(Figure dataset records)
============================================================
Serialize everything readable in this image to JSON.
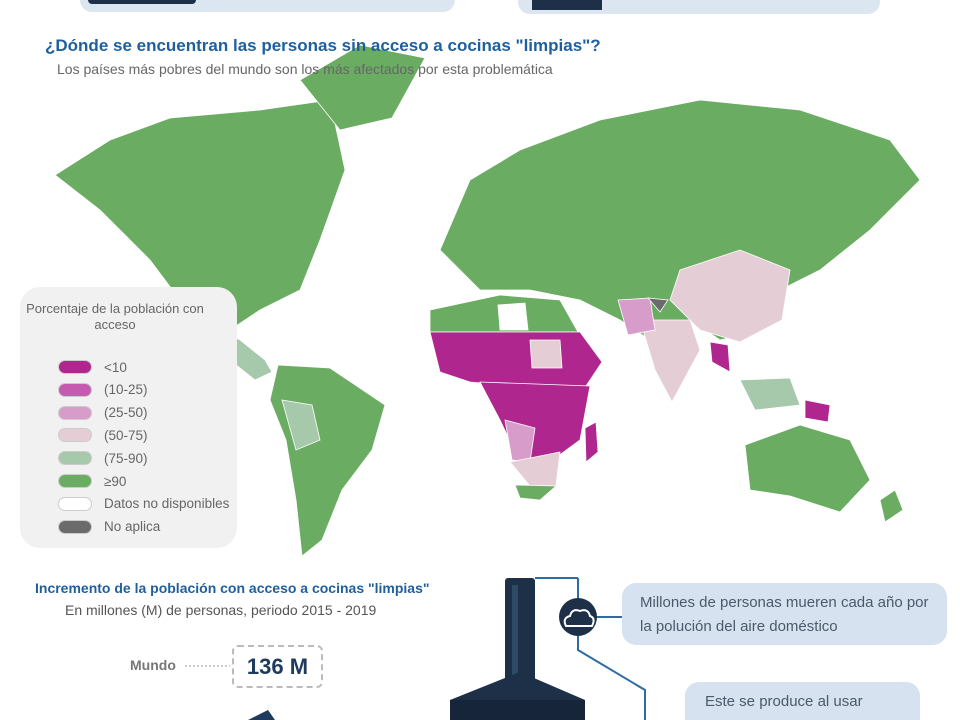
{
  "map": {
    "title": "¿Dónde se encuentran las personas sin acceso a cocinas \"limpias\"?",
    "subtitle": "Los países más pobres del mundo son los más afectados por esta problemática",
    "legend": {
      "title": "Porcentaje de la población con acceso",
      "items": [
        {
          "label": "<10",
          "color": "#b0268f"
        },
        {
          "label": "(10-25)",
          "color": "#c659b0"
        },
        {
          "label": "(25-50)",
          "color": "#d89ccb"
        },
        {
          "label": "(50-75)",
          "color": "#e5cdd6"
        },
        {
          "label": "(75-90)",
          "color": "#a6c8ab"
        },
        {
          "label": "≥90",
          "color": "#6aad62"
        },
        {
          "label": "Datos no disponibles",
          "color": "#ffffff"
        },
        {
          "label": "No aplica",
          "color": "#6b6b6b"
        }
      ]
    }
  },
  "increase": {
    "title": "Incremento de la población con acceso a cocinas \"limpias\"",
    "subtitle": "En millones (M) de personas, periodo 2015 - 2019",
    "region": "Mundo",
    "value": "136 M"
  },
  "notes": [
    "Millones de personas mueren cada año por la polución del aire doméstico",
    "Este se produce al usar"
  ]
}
============================================================
SET PROBLEM
Every entry above should be duplicated exactly. Do not include the images.

TASK ANSWER
Serialize everything readable in this image to JSON.
{
  "map": {
    "title": "¿Dónde se encuentran las personas sin acceso a cocinas \"limpias\"?",
    "subtitle": "Los países más pobres del mundo son los más afectados por esta problemática",
    "legend": {
      "title": "Porcentaje de la población con acceso",
      "items": [
        {
          "label": "<10",
          "color": "#b0268f"
        },
        {
          "label": "(10-25)",
          "color": "#c659b0"
        },
        {
          "label": "(25-50)",
          "color": "#d89ccb"
        },
        {
          "label": "(50-75)",
          "color": "#e5cdd6"
        },
        {
          "label": "(75-90)",
          "color": "#a6c8ab"
        },
        {
          "label": "≥90",
          "color": "#6aad62"
        },
        {
          "label": "Datos no disponibles",
          "color": "#ffffff"
        },
        {
          "label": "No aplica",
          "color": "#6b6b6b"
        }
      ]
    }
  },
  "increase": {
    "title": "Incremento de la población con acceso a cocinas \"limpias\"",
    "subtitle": "En millones (M) de personas, periodo 2015 - 2019",
    "region": "Mundo",
    "value": "136 M"
  },
  "notes": [
    "Millones de personas mueren cada año por la polución del aire doméstico",
    "Este se produce al usar"
  ]
}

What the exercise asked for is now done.